- _Job_: Each of the entries should be retyped precisely as it appears.

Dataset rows
================

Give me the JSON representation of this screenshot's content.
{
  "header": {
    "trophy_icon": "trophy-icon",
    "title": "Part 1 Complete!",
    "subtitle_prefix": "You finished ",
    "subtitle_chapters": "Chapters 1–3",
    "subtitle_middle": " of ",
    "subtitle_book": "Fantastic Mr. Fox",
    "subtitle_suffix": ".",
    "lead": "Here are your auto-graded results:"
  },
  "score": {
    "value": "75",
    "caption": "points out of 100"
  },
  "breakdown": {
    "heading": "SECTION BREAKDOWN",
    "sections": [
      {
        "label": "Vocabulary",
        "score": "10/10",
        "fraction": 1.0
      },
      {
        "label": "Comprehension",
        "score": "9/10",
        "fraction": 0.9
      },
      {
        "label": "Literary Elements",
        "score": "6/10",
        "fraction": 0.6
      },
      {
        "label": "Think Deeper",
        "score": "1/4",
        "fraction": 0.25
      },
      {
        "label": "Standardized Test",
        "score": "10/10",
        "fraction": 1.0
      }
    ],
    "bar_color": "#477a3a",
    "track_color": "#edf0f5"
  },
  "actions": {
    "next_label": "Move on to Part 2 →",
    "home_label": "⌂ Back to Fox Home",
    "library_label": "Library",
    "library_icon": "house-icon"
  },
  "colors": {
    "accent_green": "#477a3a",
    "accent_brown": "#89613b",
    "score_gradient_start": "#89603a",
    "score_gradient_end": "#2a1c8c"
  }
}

================

- _Complete output_:
Give me the JSON representation of this screenshot's content.
{
  "header": {
    "trophy_icon": "trophy-icon",
    "title": "Part 1 Complete!",
    "subtitle_prefix": "You finished ",
    "subtitle_chapters": "Chapters 1–3",
    "subtitle_middle": " of ",
    "subtitle_book": "Fantastic Mr. Fox",
    "subtitle_suffix": ".",
    "lead": "Here are your auto-graded results:"
  },
  "score": {
    "value": "75",
    "caption": "points out of 100"
  },
  "breakdown": {
    "heading": "SECTION BREAKDOWN",
    "sections": [
      {
        "label": "Vocabulary",
        "score": "10/10",
        "fraction": 1.0
      },
      {
        "label": "Comprehension",
        "score": "9/10",
        "fraction": 0.9
      },
      {
        "label": "Literary Elements",
        "score": "6/10",
        "fraction": 0.6
      },
      {
        "label": "Think Deeper",
        "score": "1/4",
        "fraction": 0.25
      },
      {
        "label": "Standardized Test",
        "score": "10/10",
        "fraction": 1.0
      }
    ],
    "bar_color": "#477a3a",
    "track_color": "#edf0f5"
  },
  "actions": {
    "next_label": "Move on to Part 2 →",
    "home_label": "⌂ Back to Fox Home",
    "library_label": "Library",
    "library_icon": "house-icon"
  },
  "colors": {
    "accent_green": "#477a3a",
    "accent_brown": "#89613b",
    "score_gradient_start": "#89603a",
    "score_gradient_end": "#2a1c8c"
  }
}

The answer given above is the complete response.